(Records from a collection)
--------------------
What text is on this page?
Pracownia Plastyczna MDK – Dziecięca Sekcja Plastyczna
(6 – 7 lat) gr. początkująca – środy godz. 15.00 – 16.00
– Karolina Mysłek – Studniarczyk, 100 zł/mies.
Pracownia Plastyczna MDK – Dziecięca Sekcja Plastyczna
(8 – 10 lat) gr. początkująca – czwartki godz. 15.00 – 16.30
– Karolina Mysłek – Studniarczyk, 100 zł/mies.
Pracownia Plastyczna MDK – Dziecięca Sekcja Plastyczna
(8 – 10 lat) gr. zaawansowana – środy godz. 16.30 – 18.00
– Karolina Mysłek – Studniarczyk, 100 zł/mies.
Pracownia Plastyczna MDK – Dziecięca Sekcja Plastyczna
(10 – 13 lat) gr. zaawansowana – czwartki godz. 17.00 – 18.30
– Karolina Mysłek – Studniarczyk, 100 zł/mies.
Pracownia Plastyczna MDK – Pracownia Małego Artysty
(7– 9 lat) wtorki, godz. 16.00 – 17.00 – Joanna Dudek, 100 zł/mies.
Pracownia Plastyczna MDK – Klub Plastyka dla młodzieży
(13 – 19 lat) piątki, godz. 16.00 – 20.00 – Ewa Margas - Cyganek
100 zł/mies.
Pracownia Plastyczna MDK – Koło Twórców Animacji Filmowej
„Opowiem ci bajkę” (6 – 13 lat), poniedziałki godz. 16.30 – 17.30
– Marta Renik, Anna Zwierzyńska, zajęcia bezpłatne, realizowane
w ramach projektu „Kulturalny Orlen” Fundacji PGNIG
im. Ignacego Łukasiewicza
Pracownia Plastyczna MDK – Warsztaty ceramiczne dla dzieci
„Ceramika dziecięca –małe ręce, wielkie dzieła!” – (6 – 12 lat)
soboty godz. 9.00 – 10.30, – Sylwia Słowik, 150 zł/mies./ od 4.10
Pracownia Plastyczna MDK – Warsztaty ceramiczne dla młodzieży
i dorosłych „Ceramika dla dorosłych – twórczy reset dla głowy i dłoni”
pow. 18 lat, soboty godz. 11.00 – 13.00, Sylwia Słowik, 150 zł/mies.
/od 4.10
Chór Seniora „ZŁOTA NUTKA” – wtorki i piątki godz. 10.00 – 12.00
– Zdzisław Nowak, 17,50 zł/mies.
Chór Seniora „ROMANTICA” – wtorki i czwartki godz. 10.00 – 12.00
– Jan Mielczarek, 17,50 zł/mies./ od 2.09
--------------------
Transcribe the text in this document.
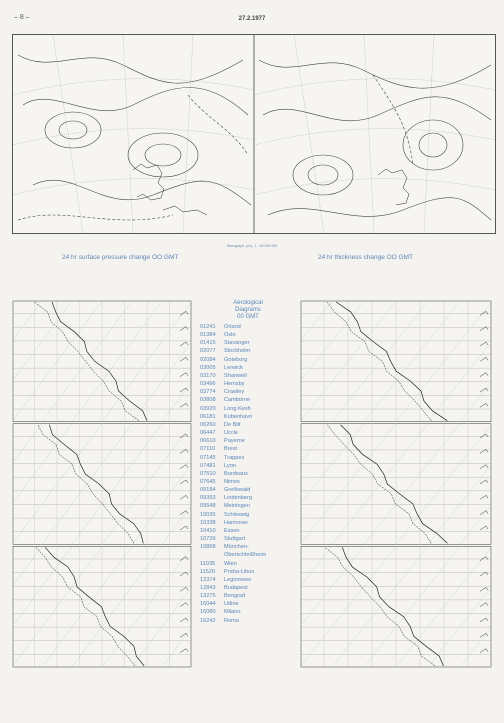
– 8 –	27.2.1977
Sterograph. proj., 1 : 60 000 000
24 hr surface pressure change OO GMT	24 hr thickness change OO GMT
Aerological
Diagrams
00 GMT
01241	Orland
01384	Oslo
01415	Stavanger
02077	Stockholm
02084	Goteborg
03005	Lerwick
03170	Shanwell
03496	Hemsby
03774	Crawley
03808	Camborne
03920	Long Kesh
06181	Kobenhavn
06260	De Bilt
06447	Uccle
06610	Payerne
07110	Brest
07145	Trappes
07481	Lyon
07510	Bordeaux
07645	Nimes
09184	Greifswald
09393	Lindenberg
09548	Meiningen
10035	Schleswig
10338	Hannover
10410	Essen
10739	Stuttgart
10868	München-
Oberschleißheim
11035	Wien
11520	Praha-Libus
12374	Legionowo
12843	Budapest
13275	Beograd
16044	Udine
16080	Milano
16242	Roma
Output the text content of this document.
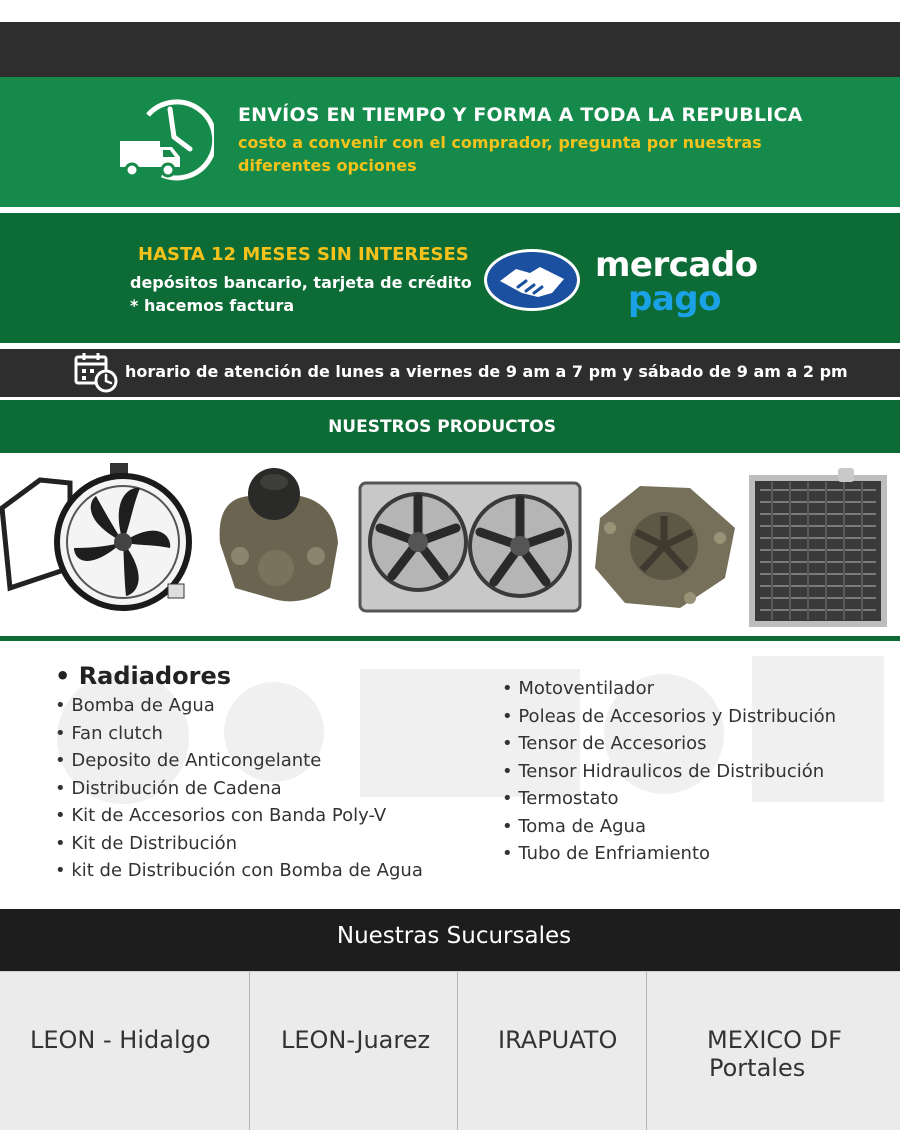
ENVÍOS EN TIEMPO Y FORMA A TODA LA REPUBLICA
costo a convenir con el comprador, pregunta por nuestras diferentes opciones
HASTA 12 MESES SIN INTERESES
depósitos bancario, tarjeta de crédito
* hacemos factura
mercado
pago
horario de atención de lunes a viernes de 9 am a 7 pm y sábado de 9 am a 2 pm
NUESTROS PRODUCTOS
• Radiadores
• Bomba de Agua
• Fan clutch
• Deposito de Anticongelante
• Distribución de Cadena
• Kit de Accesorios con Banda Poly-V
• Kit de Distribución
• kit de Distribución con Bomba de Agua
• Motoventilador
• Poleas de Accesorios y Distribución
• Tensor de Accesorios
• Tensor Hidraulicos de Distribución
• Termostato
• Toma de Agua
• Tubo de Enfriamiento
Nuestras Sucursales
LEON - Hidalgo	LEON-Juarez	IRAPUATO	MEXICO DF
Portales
--------------------
Find every line with "Tensor" in the listing and state how many there are, nothing else.

2